→ Provided material
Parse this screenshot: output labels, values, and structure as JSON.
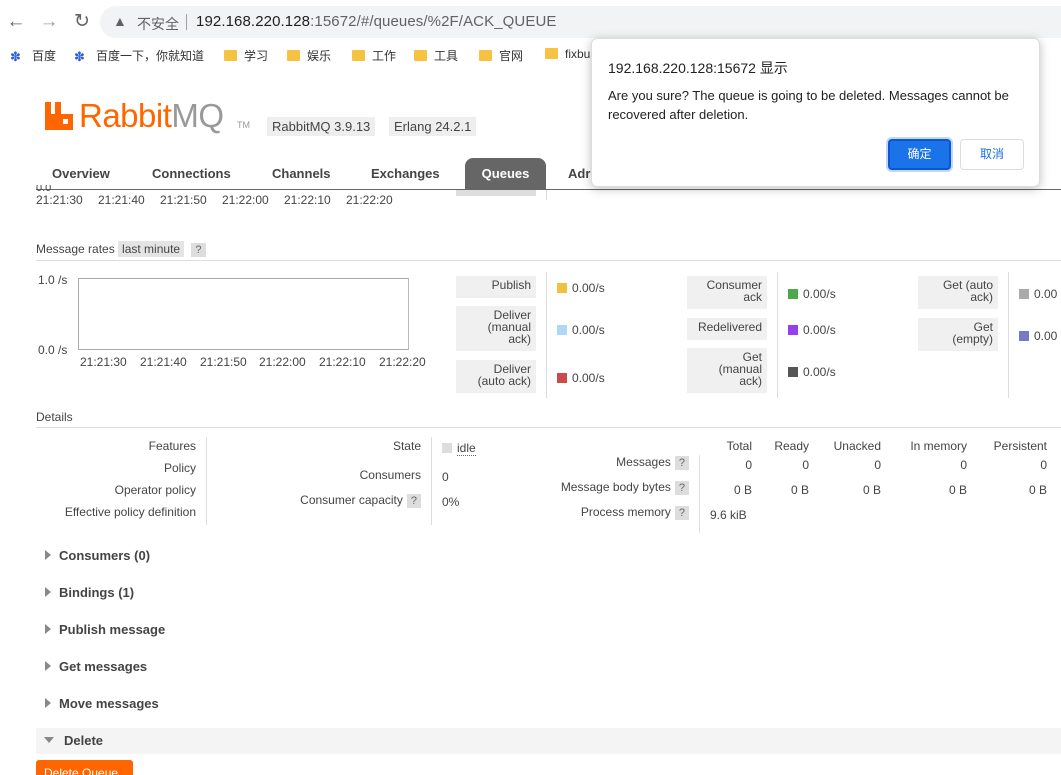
{
  "browser": {
    "insecure_label": "不安全",
    "url_host": "192.168.220.128",
    "url_rest": ":15672/#/queues/%2F/ACK_QUEUE",
    "bookmarks": [
      "百度",
      "百度一下，你就知道",
      "学习",
      "娱乐",
      "工作",
      "工具",
      "官网",
      "fixbu"
    ]
  },
  "app": {
    "logo_rabbit": "Rabbit",
    "logo_mq": "MQ",
    "logo_tm": "TM",
    "rabbitmq_version": "RabbitMQ 3.9.13",
    "erlang_version": "Erlang 24.2.1",
    "tabs": [
      "Overview",
      "Connections",
      "Channels",
      "Exchanges",
      "Queues",
      "Adr"
    ],
    "active_tab": "Queues"
  },
  "top_chart": {
    "cut_label": "0.0",
    "x_ticks": [
      "21:21:30",
      "21:21:40",
      "21:21:50",
      "21:22:00",
      "21:22:10",
      "21:22:20"
    ]
  },
  "message_rates": {
    "title": "Message rates",
    "period": "last minute",
    "help": "?",
    "y_max": "1.0 /s",
    "y_min": "0.0 /s",
    "x_ticks": [
      "21:21:30",
      "21:21:40",
      "21:21:50",
      "21:22:00",
      "21:22:10",
      "21:22:20"
    ],
    "col1": [
      {
        "label": "Publish",
        "value": "0.00/s",
        "color": "#edc240"
      },
      {
        "label": "Deliver\n(manual\nack)",
        "value": "0.00/s",
        "color": "#afd8f8"
      },
      {
        "label": "Deliver\n(auto ack)",
        "value": "0.00/s",
        "color": "#cb4b4b"
      }
    ],
    "col2": [
      {
        "label": "Consumer\nack",
        "value": "0.00/s",
        "color": "#4da74d"
      },
      {
        "label": "Redelivered",
        "value": "0.00/s",
        "color": "#9440ed"
      },
      {
        "label": "Get\n(manual\nack)",
        "value": "0.00/s",
        "color": "#555555"
      }
    ],
    "col3": [
      {
        "label": "Get (auto\nack)",
        "value": "0.00",
        "color": "#aaaaaa"
      },
      {
        "label": "Get\n(empty)",
        "value": "0.00",
        "color": "#7c79c3"
      }
    ]
  },
  "details": {
    "title": "Details",
    "labels": [
      "Features",
      "Policy",
      "Operator policy",
      "Effective policy definition"
    ],
    "state_label": "State",
    "state_value": "idle",
    "consumers_label": "Consumers",
    "consumers_value": "0",
    "capacity_label": "Consumer capacity",
    "capacity_value": "0%",
    "help": "?",
    "columns": [
      "Total",
      "Ready",
      "Unacked",
      "In memory",
      "Persistent"
    ],
    "messages_label": "Messages",
    "messages": [
      "0",
      "0",
      "0",
      "0",
      "0"
    ],
    "body_label": "Message body bytes",
    "body": [
      "0 B",
      "0 B",
      "0 B",
      "0 B",
      "0 B"
    ],
    "process_label": "Process memory",
    "process_value": "9.6 kiB"
  },
  "sections": [
    "Consumers (0)",
    "Bindings (1)",
    "Publish message",
    "Get messages",
    "Move messages",
    "Delete"
  ],
  "delete_button": "Delete Queue",
  "dialog": {
    "title": "192.168.220.128:15672 显示",
    "message": "Are you sure? The queue is going to be deleted. Messages cannot be recovered after deletion.",
    "ok": "确定",
    "cancel": "取消"
  }
}
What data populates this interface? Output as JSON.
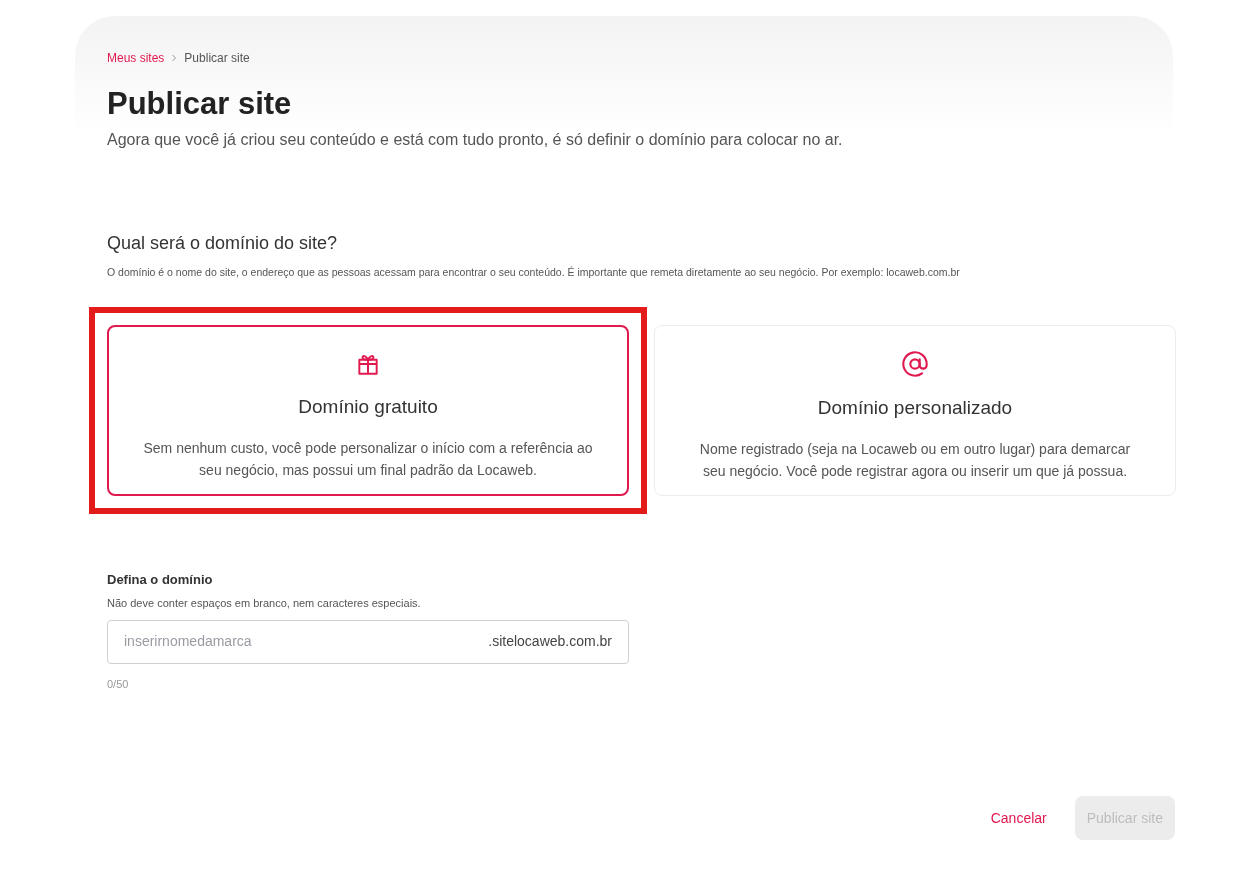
{
  "breadcrumb": [
    {
      "label": "Meus sites",
      "kind": "link"
    },
    {
      "label": "Publicar site",
      "kind": "current"
    }
  ],
  "title": "Publicar site",
  "subtitle": "Agora que você já criou seu conteúdo e está com tudo pronto, é só definir o domínio para colocar no ar.",
  "question": {
    "title": "Qual será o domínio do site?",
    "description": "O domínio é o nome do site, o endereço que as pessoas acessam para encontrar o seu conteúdo. É importante que remeta diretamente ao seu negócio. Por exemplo: locaweb.com.br"
  },
  "options": [
    {
      "kind": "gift",
      "title": "Domínio gratuito",
      "description": "Sem nenhum custo, você pode personalizar o início com a referência ao seu negócio, mas possui um final padrão da Locaweb.",
      "selected": true,
      "highlighted": true
    },
    {
      "kind": "at",
      "title": "Domínio personalizado",
      "description": "Nome registrado (seja na Locaweb ou em outro lugar) para demarcar seu negócio. Você pode registrar agora ou inserir um que já possua.",
      "selected": false,
      "highlighted": false
    }
  ],
  "domain_field": {
    "label": "Defina o domínio",
    "hint": "Não deve conter espaços em branco, nem caracteres especiais.",
    "placeholder": "inserirnomedamarca",
    "suffix": ".sitelocaweb.com.br",
    "counter": "0/50"
  },
  "actions": {
    "cancel": "Cancelar",
    "publish": {
      "label": "Publicar site",
      "disabled": true
    }
  }
}
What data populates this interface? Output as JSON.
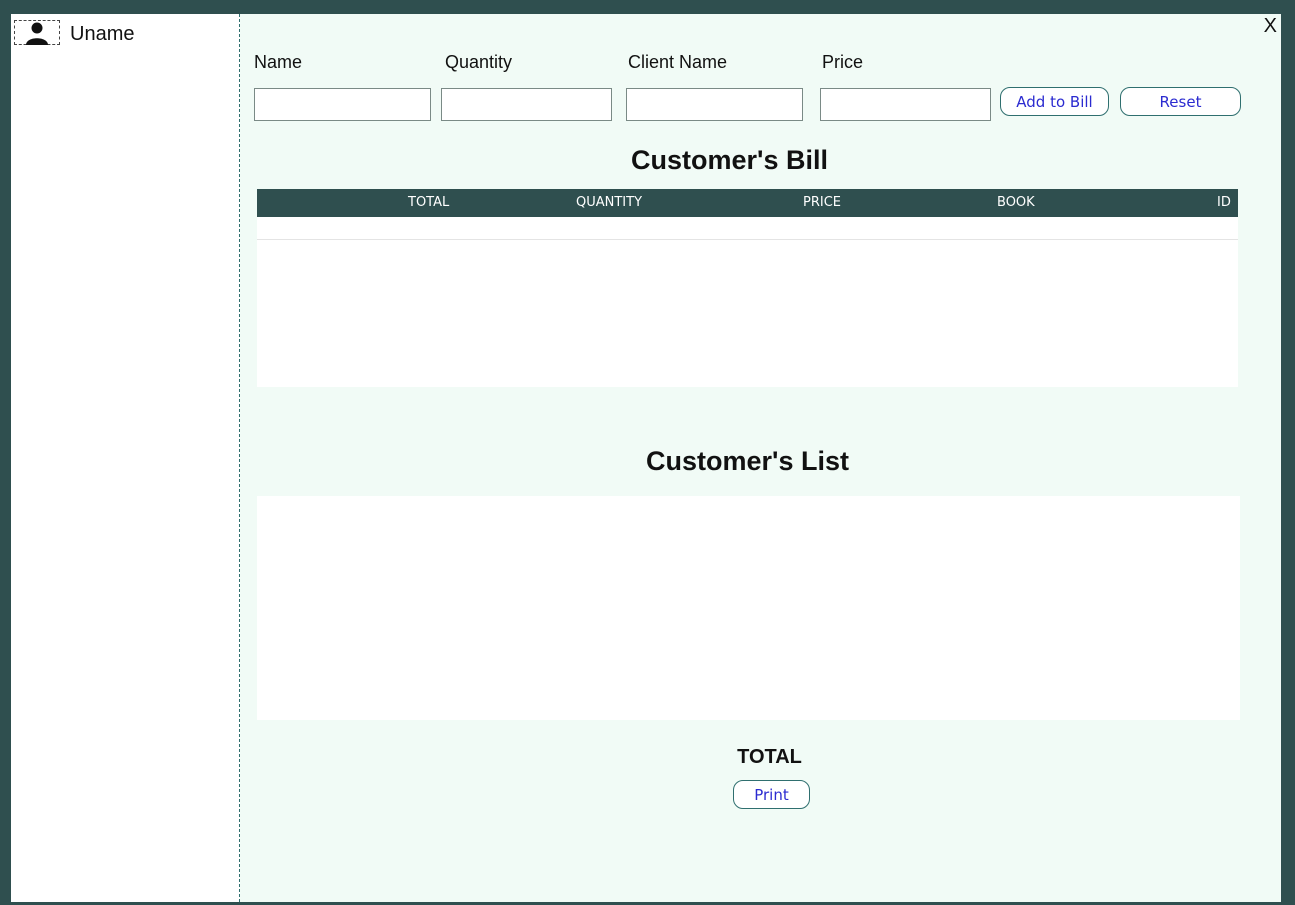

→ Requirements
Copy out the listing exactly as it stands, but not the pictures.

→ Solution for this problem
Parse this screenshot: output labels, values, and structure as JSON.
{
  "browser": {
    "insecure_label": "不安全",
    "url_host": "192.168.220.128",
    "url_rest": ":15672/#/queues/%2F/ACK_QUEUE",
    "bookmarks": [
      "百度",
      "百度一下，你就知道",
      "学习",
      "娱乐",
      "工作",
      "工具",
      "官网",
      "fixbu"
    ]
  },
  "app": {
    "logo_rabbit": "Rabbit",
    "logo_mq": "MQ",
    "logo_tm": "TM",
    "rabbitmq_version": "RabbitMQ 3.9.13",
    "erlang_version": "Erlang 24.2.1",
    "tabs": [
      "Overview",
      "Connections",
      "Channels",
      "Exchanges",
      "Queues",
      "Adr"
    ],
    "active_tab": "Queues"
  },
  "top_chart": {
    "cut_label": "0.0",
    "x_ticks": [
      "21:21:30",
      "21:21:40",
      "21:21:50",
      "21:22:00",
      "21:22:10",
      "21:22:20"
    ]
  },
  "message_rates": {
    "title": "Message rates",
    "period": "last minute",
    "help": "?",
    "y_max": "1.0 /s",
    "y_min": "0.0 /s",
    "x_ticks": [
      "21:21:30",
      "21:21:40",
      "21:21:50",
      "21:22:00",
      "21:22:10",
      "21:22:20"
    ],
    "col1": [
      {
        "label": "Publish",
        "value": "0.00/s",
        "color": "#edc240"
      },
      {
        "label": "Deliver\n(manual\nack)",
        "value": "0.00/s",
        "color": "#afd8f8"
      },
      {
        "label": "Deliver\n(auto ack)",
        "value": "0.00/s",
        "color": "#cb4b4b"
      }
    ],
    "col2": [
      {
        "label": "Consumer\nack",
        "value": "0.00/s",
        "color": "#4da74d"
      },
      {
        "label": "Redelivered",
        "value": "0.00/s",
        "color": "#9440ed"
      },
      {
        "label": "Get\n(manual\nack)",
        "value": "0.00/s",
        "color": "#555555"
      }
    ],
    "col3": [
      {
        "label": "Get (auto\nack)",
        "value": "0.00",
        "color": "#aaaaaa"
      },
      {
        "label": "Get\n(empty)",
        "value": "0.00",
        "color": "#7c79c3"
      }
    ]
  },
  "details": {
    "title": "Details",
    "labels": [
      "Features",
      "Policy",
      "Operator policy",
      "Effective policy definition"
    ],
    "state_label": "State",
    "state_value": "idle",
    "consumers_label": "Consumers",
    "consumers_value": "0",
    "capacity_label": "Consumer capacity",
    "capacity_value": "0%",
    "help": "?",
    "columns": [
      "Total",
      "Ready",
      "Unacked",
      "In memory",
      "Persistent"
    ],
    "messages_label": "Messages",
    "messages": [
      "0",
      "0",
      "0",
      "0",
      "0"
    ],
    "body_label": "Message body bytes",
    "body": [
      "0 B",
      "0 B",
      "0 B",
      "0 B",
      "0 B"
    ],
    "process_label": "Process memory",
    "process_value": "9.6 kiB"
  },
  "sections": [
    "Consumers (0)",
    "Bindings (1)",
    "Publish message",
    "Get messages",
    "Move messages",
    "Delete"
  ],
  "delete_button": "Delete Queue",
  "dialog": {
    "title": "192.168.220.128:15672 显示",
    "message": "Are you sure? The queue is going to be deleted. Messages cannot be recovered after deletion.",
    "ok": "确定",
    "cancel": "取消"
  }
}
What data populates this interface? Output as JSON.
{
  "breadcrumb": [
    {
      "label": "Meus sites",
      "kind": "link"
    },
    {
      "label": "Publicar site",
      "kind": "current"
    }
  ],
  "title": "Publicar site",
  "subtitle": "Agora que você já criou seu conteúdo e está com tudo pronto, é só definir o domínio para colocar no ar.",
  "question": {
    "title": "Qual será o domínio do site?",
    "description": "O domínio é o nome do site, o endereço que as pessoas acessam para encontrar o seu conteúdo. É importante que remeta diretamente ao seu negócio. Por exemplo: locaweb.com.br"
  },
  "options": [
    {
      "kind": "gift",
      "title": "Domínio gratuito",
      "description": "Sem nenhum custo, você pode personalizar o início com a referência ao seu negócio, mas possui um final padrão da Locaweb.",
      "selected": true,
      "highlighted": true
    },
    {
      "kind": "at",
      "title": "Domínio personalizado",
      "description": "Nome registrado (seja na Locaweb ou em outro lugar) para demarcar seu negócio. Você pode registrar agora ou inserir um que já possua.",
      "selected": false,
      "highlighted": false
    }
  ],
  "domain_field": {
    "label": "Defina o domínio",
    "hint": "Não deve conter espaços em branco, nem caracteres especiais.",
    "placeholder": "inserirnomedamarca",
    "suffix": ".sitelocaweb.com.br",
    "counter": "0/50"
  },
  "actions": {
    "cancel": "Cancelar",
    "publish": {
      "label": "Publicar site",
      "disabled": true
    }
  }
}
What data populates this interface? Output as JSON.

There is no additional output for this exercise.